WRITTEN PROBLEM.
Go through the records and show each line where the word "Manning" occurs.

========================

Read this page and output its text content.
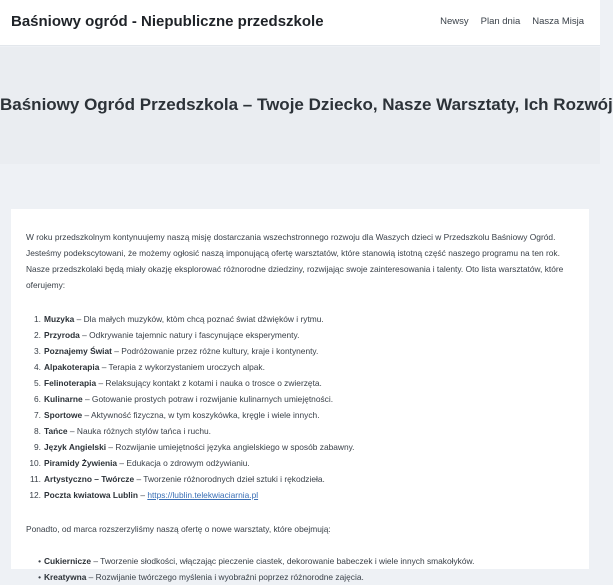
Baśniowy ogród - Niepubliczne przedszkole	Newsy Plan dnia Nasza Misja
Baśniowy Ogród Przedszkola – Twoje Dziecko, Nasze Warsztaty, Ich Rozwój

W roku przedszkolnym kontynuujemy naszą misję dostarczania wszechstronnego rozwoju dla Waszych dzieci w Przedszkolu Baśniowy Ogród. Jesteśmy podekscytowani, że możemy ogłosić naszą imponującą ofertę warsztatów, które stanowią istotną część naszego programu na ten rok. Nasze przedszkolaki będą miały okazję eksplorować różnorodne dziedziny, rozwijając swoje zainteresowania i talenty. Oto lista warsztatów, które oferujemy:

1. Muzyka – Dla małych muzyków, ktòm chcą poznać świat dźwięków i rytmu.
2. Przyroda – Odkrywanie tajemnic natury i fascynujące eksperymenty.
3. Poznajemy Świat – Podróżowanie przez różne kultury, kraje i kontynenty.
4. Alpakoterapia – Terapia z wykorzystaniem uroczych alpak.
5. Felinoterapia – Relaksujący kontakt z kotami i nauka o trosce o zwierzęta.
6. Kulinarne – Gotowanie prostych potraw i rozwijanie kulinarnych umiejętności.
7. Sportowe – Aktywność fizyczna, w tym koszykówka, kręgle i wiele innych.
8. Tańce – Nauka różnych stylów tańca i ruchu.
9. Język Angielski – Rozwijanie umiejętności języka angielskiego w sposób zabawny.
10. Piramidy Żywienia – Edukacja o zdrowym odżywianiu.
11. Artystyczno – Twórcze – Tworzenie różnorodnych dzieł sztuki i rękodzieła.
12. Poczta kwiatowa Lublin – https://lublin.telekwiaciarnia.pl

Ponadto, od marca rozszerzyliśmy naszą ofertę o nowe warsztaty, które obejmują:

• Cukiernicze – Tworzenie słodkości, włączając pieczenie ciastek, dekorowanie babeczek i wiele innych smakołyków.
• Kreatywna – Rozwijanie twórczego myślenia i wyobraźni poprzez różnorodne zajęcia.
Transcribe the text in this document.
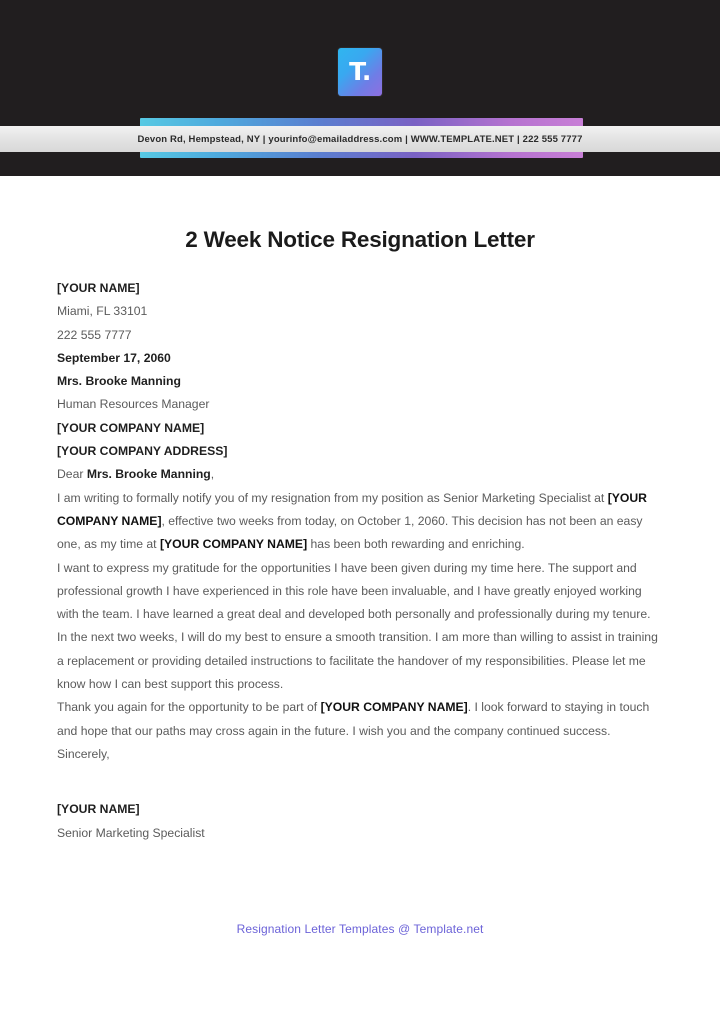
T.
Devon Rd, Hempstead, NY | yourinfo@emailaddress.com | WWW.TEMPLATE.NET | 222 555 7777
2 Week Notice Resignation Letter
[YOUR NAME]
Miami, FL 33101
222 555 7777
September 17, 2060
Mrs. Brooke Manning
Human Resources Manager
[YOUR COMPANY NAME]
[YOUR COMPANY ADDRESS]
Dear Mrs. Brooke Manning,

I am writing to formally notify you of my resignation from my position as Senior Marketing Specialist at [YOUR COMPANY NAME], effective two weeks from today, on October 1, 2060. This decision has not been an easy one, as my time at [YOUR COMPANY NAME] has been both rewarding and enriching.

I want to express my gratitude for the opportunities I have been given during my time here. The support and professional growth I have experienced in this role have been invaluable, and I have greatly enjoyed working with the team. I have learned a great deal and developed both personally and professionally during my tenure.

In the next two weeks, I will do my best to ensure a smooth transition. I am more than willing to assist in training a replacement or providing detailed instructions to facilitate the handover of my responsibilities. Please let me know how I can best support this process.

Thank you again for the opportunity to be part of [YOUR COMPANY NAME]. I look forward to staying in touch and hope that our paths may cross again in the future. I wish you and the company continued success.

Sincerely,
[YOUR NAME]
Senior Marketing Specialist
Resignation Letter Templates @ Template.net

========================

TASK OUTPUT.
Mrs. Brooke Manning
Dear Mrs. Brooke Manning,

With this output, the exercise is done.